* _WHAT YOU NEED TO DO_
Transcribe the whole listing without a single picture.

Dataset records on visual material:
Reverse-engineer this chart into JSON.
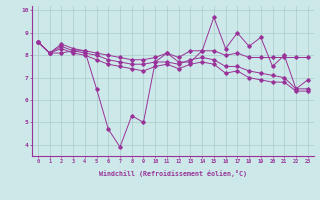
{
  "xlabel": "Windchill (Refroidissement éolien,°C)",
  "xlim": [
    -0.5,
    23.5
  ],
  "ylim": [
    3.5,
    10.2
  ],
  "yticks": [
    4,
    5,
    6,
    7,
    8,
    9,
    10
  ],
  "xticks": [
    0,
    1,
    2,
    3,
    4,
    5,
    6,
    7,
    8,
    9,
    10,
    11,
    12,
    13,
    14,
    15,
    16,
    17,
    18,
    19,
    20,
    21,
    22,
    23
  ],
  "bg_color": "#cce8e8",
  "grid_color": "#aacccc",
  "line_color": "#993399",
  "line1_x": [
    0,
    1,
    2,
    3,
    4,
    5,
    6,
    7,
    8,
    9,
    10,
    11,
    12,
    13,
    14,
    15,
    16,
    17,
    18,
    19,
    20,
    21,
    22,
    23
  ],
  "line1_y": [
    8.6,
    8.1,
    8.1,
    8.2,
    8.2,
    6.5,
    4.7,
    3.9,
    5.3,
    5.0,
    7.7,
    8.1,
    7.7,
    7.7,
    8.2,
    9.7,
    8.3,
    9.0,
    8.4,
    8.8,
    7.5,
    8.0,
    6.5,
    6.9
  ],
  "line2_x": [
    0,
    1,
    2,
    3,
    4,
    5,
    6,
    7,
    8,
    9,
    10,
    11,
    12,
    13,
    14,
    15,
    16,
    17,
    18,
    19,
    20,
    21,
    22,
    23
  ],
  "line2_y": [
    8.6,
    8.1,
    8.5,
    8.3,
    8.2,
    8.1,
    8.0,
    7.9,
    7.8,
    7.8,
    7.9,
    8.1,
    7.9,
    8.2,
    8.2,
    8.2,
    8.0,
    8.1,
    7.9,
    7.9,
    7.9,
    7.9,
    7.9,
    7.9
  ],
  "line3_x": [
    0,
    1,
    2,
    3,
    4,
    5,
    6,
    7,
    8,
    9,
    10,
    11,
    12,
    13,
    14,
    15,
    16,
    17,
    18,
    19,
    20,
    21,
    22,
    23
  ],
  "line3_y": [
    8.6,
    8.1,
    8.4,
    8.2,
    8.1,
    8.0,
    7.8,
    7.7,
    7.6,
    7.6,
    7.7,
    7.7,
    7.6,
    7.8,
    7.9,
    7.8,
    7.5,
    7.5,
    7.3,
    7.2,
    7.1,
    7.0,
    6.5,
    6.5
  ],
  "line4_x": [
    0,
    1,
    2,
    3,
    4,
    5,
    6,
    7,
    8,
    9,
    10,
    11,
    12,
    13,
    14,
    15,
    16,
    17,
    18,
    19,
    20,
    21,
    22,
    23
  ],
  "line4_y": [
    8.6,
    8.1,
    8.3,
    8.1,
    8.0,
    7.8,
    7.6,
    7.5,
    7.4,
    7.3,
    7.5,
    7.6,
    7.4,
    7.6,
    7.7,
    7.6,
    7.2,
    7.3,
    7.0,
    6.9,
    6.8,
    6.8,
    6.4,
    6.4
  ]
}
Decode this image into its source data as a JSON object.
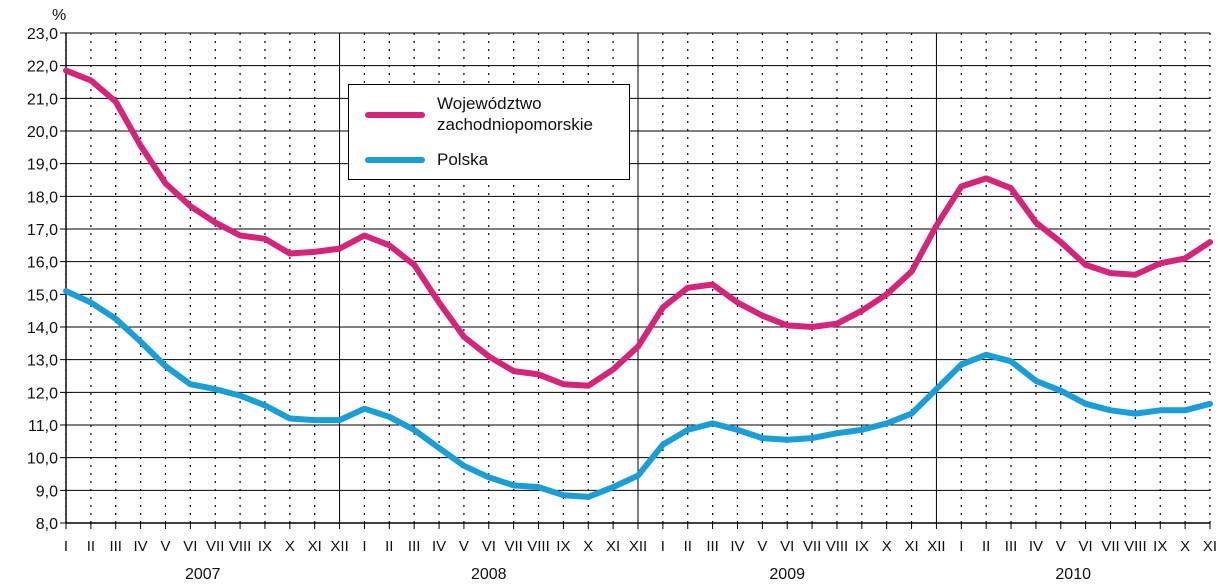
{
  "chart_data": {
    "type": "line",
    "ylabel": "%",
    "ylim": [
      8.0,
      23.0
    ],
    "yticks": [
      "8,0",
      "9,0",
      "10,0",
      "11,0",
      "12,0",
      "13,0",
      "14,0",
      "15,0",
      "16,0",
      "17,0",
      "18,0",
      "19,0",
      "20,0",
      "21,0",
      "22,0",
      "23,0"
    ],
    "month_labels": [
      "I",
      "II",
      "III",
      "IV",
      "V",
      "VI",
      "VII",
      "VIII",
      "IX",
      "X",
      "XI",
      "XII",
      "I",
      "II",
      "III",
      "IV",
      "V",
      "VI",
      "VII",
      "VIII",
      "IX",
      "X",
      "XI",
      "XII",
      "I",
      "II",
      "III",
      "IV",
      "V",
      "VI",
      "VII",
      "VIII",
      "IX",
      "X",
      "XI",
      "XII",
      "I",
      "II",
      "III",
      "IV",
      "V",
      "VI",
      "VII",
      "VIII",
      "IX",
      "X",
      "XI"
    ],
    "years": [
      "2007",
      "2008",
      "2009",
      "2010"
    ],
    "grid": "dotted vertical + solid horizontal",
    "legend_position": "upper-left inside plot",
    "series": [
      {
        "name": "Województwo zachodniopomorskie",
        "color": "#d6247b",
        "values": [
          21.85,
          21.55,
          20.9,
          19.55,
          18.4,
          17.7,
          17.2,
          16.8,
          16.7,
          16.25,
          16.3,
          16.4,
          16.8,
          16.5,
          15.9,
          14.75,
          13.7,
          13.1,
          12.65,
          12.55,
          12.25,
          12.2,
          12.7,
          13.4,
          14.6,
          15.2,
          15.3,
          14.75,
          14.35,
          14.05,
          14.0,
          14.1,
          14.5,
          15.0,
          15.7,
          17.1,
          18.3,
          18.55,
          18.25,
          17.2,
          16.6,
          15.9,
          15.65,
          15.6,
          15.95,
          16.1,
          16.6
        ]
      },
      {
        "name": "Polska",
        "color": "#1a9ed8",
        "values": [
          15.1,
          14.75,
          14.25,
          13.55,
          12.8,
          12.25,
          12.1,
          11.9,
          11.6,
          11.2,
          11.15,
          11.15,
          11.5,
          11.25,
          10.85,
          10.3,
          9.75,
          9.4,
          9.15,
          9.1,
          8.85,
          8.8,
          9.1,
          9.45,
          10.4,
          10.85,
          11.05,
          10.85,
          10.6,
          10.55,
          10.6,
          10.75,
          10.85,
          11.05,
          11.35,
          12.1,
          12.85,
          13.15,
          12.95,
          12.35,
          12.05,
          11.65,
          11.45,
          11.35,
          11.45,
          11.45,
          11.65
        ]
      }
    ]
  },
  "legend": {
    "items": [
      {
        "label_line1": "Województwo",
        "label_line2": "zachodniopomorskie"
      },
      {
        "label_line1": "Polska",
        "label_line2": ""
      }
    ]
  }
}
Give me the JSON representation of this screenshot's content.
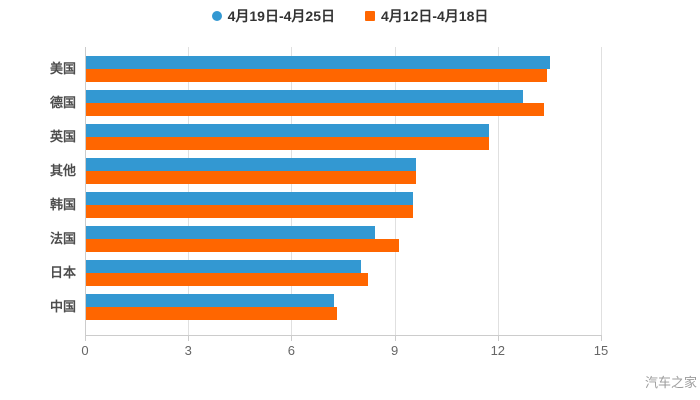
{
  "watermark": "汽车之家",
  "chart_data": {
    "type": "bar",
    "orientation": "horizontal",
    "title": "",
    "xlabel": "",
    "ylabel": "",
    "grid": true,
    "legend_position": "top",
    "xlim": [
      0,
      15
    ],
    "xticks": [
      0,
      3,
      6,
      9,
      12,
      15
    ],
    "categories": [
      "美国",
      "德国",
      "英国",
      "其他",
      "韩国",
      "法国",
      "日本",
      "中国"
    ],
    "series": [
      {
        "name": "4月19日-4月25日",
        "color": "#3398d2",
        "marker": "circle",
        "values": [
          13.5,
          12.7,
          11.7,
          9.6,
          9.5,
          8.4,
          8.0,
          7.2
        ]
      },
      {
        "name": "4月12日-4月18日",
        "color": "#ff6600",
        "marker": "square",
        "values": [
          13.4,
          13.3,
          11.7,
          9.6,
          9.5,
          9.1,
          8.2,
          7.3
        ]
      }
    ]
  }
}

* _WRITTEN RESPONSE_
Reverse-engineer this chart into JSON.
{
  "xlabel": "Windchill (Refroidissement éolien,°C)",
  "xlim": [
    -0.5,
    23.5
  ],
  "ylim": [
    3.5,
    10.2
  ],
  "yticks": [
    4,
    5,
    6,
    7,
    8,
    9,
    10
  ],
  "xticks": [
    0,
    1,
    2,
    3,
    4,
    5,
    6,
    7,
    8,
    9,
    10,
    11,
    12,
    13,
    14,
    15,
    16,
    17,
    18,
    19,
    20,
    21,
    22,
    23
  ],
  "bg_color": "#cce8e8",
  "grid_color": "#aacccc",
  "line_color": "#993399",
  "line1_x": [
    0,
    1,
    2,
    3,
    4,
    5,
    6,
    7,
    8,
    9,
    10,
    11,
    12,
    13,
    14,
    15,
    16,
    17,
    18,
    19,
    20,
    21,
    22,
    23
  ],
  "line1_y": [
    8.6,
    8.1,
    8.1,
    8.2,
    8.2,
    6.5,
    4.7,
    3.9,
    5.3,
    5.0,
    7.7,
    8.1,
    7.7,
    7.7,
    8.2,
    9.7,
    8.3,
    9.0,
    8.4,
    8.8,
    7.5,
    8.0,
    6.5,
    6.9
  ],
  "line2_x": [
    0,
    1,
    2,
    3,
    4,
    5,
    6,
    7,
    8,
    9,
    10,
    11,
    12,
    13,
    14,
    15,
    16,
    17,
    18,
    19,
    20,
    21,
    22,
    23
  ],
  "line2_y": [
    8.6,
    8.1,
    8.5,
    8.3,
    8.2,
    8.1,
    8.0,
    7.9,
    7.8,
    7.8,
    7.9,
    8.1,
    7.9,
    8.2,
    8.2,
    8.2,
    8.0,
    8.1,
    7.9,
    7.9,
    7.9,
    7.9,
    7.9,
    7.9
  ],
  "line3_x": [
    0,
    1,
    2,
    3,
    4,
    5,
    6,
    7,
    8,
    9,
    10,
    11,
    12,
    13,
    14,
    15,
    16,
    17,
    18,
    19,
    20,
    21,
    22,
    23
  ],
  "line3_y": [
    8.6,
    8.1,
    8.4,
    8.2,
    8.1,
    8.0,
    7.8,
    7.7,
    7.6,
    7.6,
    7.7,
    7.7,
    7.6,
    7.8,
    7.9,
    7.8,
    7.5,
    7.5,
    7.3,
    7.2,
    7.1,
    7.0,
    6.5,
    6.5
  ],
  "line4_x": [
    0,
    1,
    2,
    3,
    4,
    5,
    6,
    7,
    8,
    9,
    10,
    11,
    12,
    13,
    14,
    15,
    16,
    17,
    18,
    19,
    20,
    21,
    22,
    23
  ],
  "line4_y": [
    8.6,
    8.1,
    8.3,
    8.1,
    8.0,
    7.8,
    7.6,
    7.5,
    7.4,
    7.3,
    7.5,
    7.6,
    7.4,
    7.6,
    7.7,
    7.6,
    7.2,
    7.3,
    7.0,
    6.9,
    6.8,
    6.8,
    6.4,
    6.4
  ]
}
Decode this image into its source data as a JSON object.
{
  "chart_data": {
    "type": "line",
    "ylabel": "%",
    "ylim": [
      8.0,
      23.0
    ],
    "yticks": [
      "8,0",
      "9,0",
      "10,0",
      "11,0",
      "12,0",
      "13,0",
      "14,0",
      "15,0",
      "16,0",
      "17,0",
      "18,0",
      "19,0",
      "20,0",
      "21,0",
      "22,0",
      "23,0"
    ],
    "month_labels": [
      "I",
      "II",
      "III",
      "IV",
      "V",
      "VI",
      "VII",
      "VIII",
      "IX",
      "X",
      "XI",
      "XII",
      "I",
      "II",
      "III",
      "IV",
      "V",
      "VI",
      "VII",
      "VIII",
      "IX",
      "X",
      "XI",
      "XII",
      "I",
      "II",
      "III",
      "IV",
      "V",
      "VI",
      "VII",
      "VIII",
      "IX",
      "X",
      "XI",
      "XII",
      "I",
      "II",
      "III",
      "IV",
      "V",
      "VI",
      "VII",
      "VIII",
      "IX",
      "X",
      "XI"
    ],
    "years": [
      "2007",
      "2008",
      "2009",
      "2010"
    ],
    "grid": "dotted vertical + solid horizontal",
    "legend_position": "upper-left inside plot",
    "series": [
      {
        "name": "Województwo zachodniopomorskie",
        "color": "#d6247b",
        "values": [
          21.85,
          21.55,
          20.9,
          19.55,
          18.4,
          17.7,
          17.2,
          16.8,
          16.7,
          16.25,
          16.3,
          16.4,
          16.8,
          16.5,
          15.9,
          14.75,
          13.7,
          13.1,
          12.65,
          12.55,
          12.25,
          12.2,
          12.7,
          13.4,
          14.6,
          15.2,
          15.3,
          14.75,
          14.35,
          14.05,
          14.0,
          14.1,
          14.5,
          15.0,
          15.7,
          17.1,
          18.3,
          18.55,
          18.25,
          17.2,
          16.6,
          15.9,
          15.65,
          15.6,
          15.95,
          16.1,
          16.6
        ]
      },
      {
        "name": "Polska",
        "color": "#1a9ed8",
        "values": [
          15.1,
          14.75,
          14.25,
          13.55,
          12.8,
          12.25,
          12.1,
          11.9,
          11.6,
          11.2,
          11.15,
          11.15,
          11.5,
          11.25,
          10.85,
          10.3,
          9.75,
          9.4,
          9.15,
          9.1,
          8.85,
          8.8,
          9.1,
          9.45,
          10.4,
          10.85,
          11.05,
          10.85,
          10.6,
          10.55,
          10.6,
          10.75,
          10.85,
          11.05,
          11.35,
          12.1,
          12.85,
          13.15,
          12.95,
          12.35,
          12.05,
          11.65,
          11.45,
          11.35,
          11.45,
          11.45,
          11.65
        ]
      }
    ]
  },
  "legend": {
    "items": [
      {
        "label_line1": "Województwo",
        "label_line2": "zachodniopomorskie"
      },
      {
        "label_line1": "Polska",
        "label_line2": ""
      }
    ]
  }
}
Give me the JSON representation of this screenshot's content.
{
  "watermark": "汽车之家",
  "chart_data": {
    "type": "bar",
    "orientation": "horizontal",
    "title": "",
    "xlabel": "",
    "ylabel": "",
    "grid": true,
    "legend_position": "top",
    "xlim": [
      0,
      15
    ],
    "xticks": [
      0,
      3,
      6,
      9,
      12,
      15
    ],
    "categories": [
      "美国",
      "德国",
      "英国",
      "其他",
      "韩国",
      "法国",
      "日本",
      "中国"
    ],
    "series": [
      {
        "name": "4月19日-4月25日",
        "color": "#3398d2",
        "marker": "circle",
        "values": [
          13.5,
          12.7,
          11.7,
          9.6,
          9.5,
          8.4,
          8.0,
          7.2
        ]
      },
      {
        "name": "4月12日-4月18日",
        "color": "#ff6600",
        "marker": "square",
        "values": [
          13.4,
          13.3,
          11.7,
          9.6,
          9.5,
          9.1,
          8.2,
          7.3
        ]
      }
    ]
  }
}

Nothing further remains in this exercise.